### Do this:
Transcribe everything in the data word for word. Pictures are left out.

### The records:
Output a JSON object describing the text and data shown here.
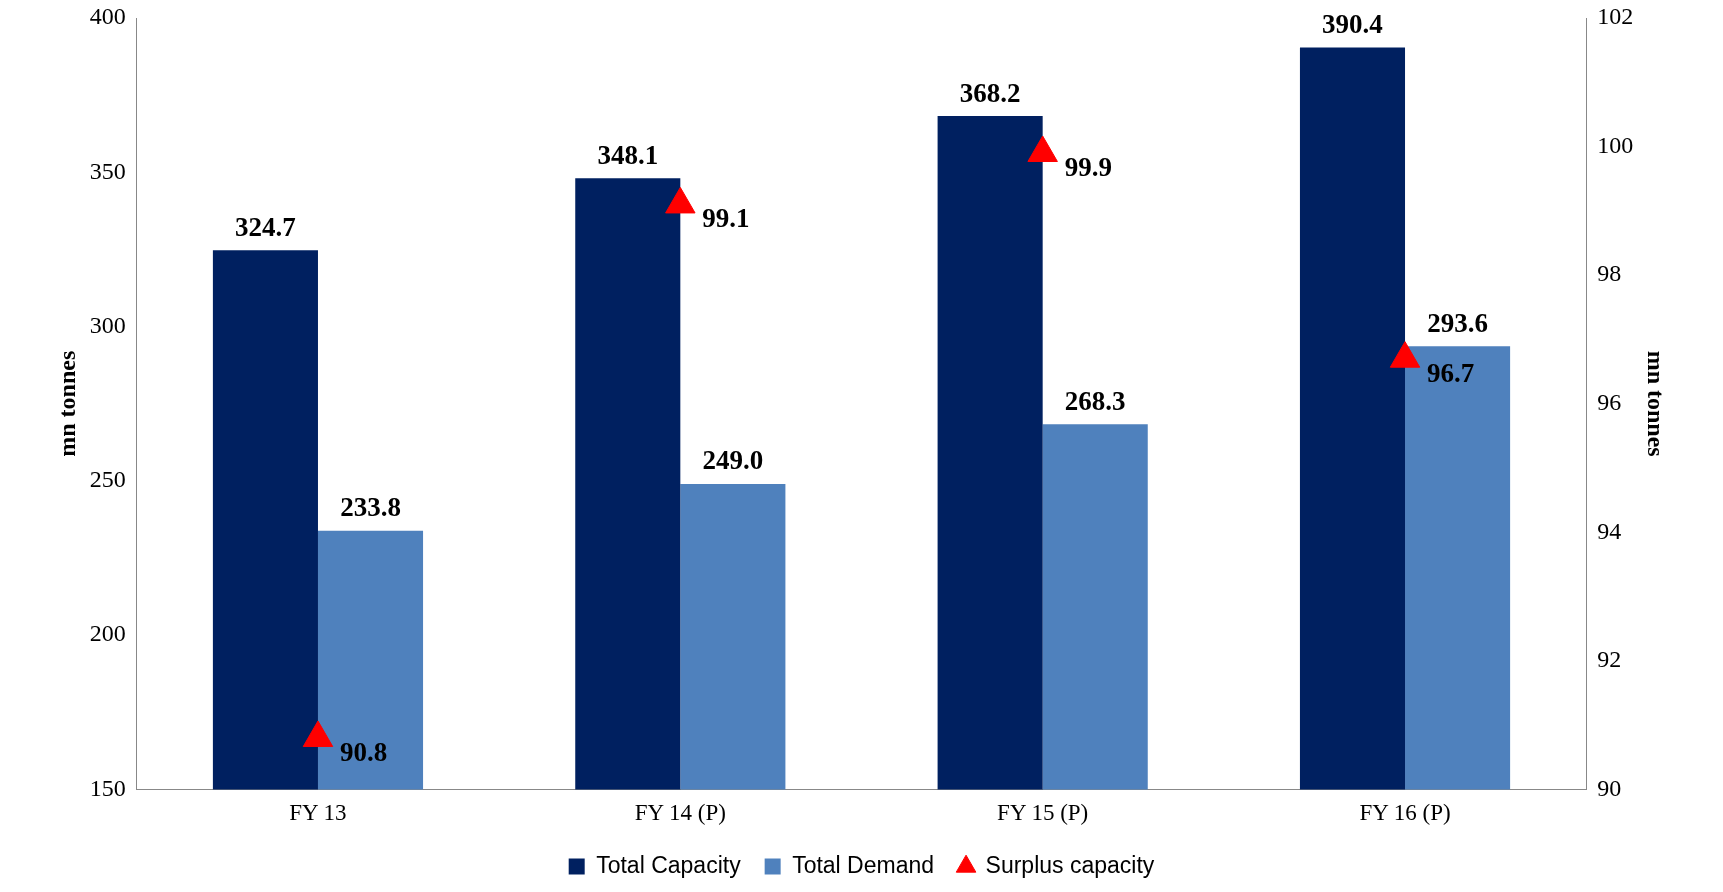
{
  "chart_data": {
    "type": "bar",
    "categories": [
      "FY 13",
      "FY 14 (P)",
      "FY 15 (P)",
      "FY 16 (P)"
    ],
    "series": [
      {
        "name": "Total Capacity",
        "color": "#002060",
        "values": [
          324.7,
          348.1,
          368.2,
          390.4
        ],
        "value_labels": [
          "324.7",
          "348.1",
          "368.2",
          "390.4"
        ]
      },
      {
        "name": "Total Demand",
        "color": "#4f81bd",
        "values": [
          233.8,
          249.0,
          268.3,
          293.6
        ],
        "value_labels": [
          "233.8",
          "249.0",
          "268.3",
          "293.6"
        ]
      },
      {
        "name": "Surplus capacity",
        "type": "scatter",
        "axis": "y2",
        "marker": "triangle",
        "color": "#ff0000",
        "values": [
          90.8,
          99.1,
          99.9,
          96.7
        ],
        "value_labels": [
          "90.8",
          "99.1",
          "99.9",
          "96.7"
        ]
      }
    ],
    "ylabel": "mn tonnes",
    "y2label": "mn tonnes",
    "ylim": [
      150,
      400
    ],
    "yticks": [
      150,
      200,
      250,
      300,
      350,
      400
    ],
    "y2lim": [
      90,
      102
    ],
    "y2ticks": [
      90,
      92,
      94,
      96,
      98,
      100,
      102
    ],
    "legend": "bottom",
    "grid": false
  }
}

### Result for this task:
Output a JSON object describing the text and data shown here.
{
  "chart_data": {
    "type": "bar",
    "categories": [
      "FY 13",
      "FY 14 (P)",
      "FY 15 (P)",
      "FY 16 (P)"
    ],
    "series": [
      {
        "name": "Total Capacity",
        "color": "#002060",
        "values": [
          324.7,
          348.1,
          368.2,
          390.4
        ],
        "value_labels": [
          "324.7",
          "348.1",
          "368.2",
          "390.4"
        ]
      },
      {
        "name": "Total Demand",
        "color": "#4f81bd",
        "values": [
          233.8,
          249.0,
          268.3,
          293.6
        ],
        "value_labels": [
          "233.8",
          "249.0",
          "268.3",
          "293.6"
        ]
      },
      {
        "name": "Surplus capacity",
        "type": "scatter",
        "axis": "y2",
        "marker": "triangle",
        "color": "#ff0000",
        "values": [
          90.8,
          99.1,
          99.9,
          96.7
        ],
        "value_labels": [
          "90.8",
          "99.1",
          "99.9",
          "96.7"
        ]
      }
    ],
    "ylabel": "mn tonnes",
    "y2label": "mn tonnes",
    "ylim": [
      150,
      400
    ],
    "yticks": [
      150,
      200,
      250,
      300,
      350,
      400
    ],
    "y2lim": [
      90,
      102
    ],
    "y2ticks": [
      90,
      92,
      94,
      96,
      98,
      100,
      102
    ],
    "legend": "bottom",
    "grid": false
  }
}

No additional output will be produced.